WORK TO BE COMPLETED. State only how many lines contain the string "will".

Dataset entries on figures
*****

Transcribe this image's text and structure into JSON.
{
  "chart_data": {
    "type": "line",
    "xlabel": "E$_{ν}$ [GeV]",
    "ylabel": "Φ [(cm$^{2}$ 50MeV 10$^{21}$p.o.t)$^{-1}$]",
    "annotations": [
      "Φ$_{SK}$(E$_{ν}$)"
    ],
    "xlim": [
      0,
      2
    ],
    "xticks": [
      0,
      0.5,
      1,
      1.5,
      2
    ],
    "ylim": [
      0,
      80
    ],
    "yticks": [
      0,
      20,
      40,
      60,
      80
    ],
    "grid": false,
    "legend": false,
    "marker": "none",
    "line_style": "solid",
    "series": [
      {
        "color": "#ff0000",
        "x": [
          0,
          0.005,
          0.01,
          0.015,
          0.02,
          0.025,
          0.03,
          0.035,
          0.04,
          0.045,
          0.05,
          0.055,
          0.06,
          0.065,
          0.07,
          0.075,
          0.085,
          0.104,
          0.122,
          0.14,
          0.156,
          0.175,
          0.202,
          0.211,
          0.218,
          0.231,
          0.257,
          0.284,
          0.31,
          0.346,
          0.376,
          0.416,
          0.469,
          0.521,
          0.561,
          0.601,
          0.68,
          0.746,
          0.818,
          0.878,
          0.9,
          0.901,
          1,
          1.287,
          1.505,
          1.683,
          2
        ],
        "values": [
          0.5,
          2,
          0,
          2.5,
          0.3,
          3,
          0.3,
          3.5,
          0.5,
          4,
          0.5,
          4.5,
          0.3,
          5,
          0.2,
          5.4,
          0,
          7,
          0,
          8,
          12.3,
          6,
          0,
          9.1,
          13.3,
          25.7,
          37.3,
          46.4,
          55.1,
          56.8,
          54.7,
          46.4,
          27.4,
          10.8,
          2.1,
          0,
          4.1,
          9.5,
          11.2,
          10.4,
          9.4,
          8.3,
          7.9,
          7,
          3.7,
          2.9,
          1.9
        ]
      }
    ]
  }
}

*****

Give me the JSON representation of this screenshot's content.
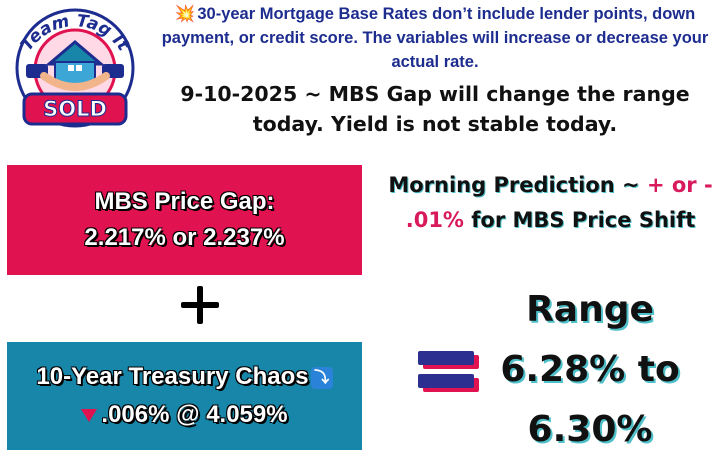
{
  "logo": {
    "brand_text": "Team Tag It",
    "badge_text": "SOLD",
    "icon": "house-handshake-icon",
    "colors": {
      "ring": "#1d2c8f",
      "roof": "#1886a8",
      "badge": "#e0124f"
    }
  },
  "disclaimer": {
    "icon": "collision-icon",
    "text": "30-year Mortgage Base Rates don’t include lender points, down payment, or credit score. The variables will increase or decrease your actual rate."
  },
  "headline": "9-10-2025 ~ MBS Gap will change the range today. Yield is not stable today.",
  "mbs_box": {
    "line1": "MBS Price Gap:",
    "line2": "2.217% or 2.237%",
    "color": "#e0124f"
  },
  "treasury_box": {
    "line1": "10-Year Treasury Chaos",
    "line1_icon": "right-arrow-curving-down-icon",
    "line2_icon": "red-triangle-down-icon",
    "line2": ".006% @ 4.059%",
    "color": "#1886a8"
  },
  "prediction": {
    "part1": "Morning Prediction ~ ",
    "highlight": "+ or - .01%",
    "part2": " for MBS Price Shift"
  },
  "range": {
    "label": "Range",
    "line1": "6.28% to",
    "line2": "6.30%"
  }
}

*****

PROBLEM SOLUTION. 2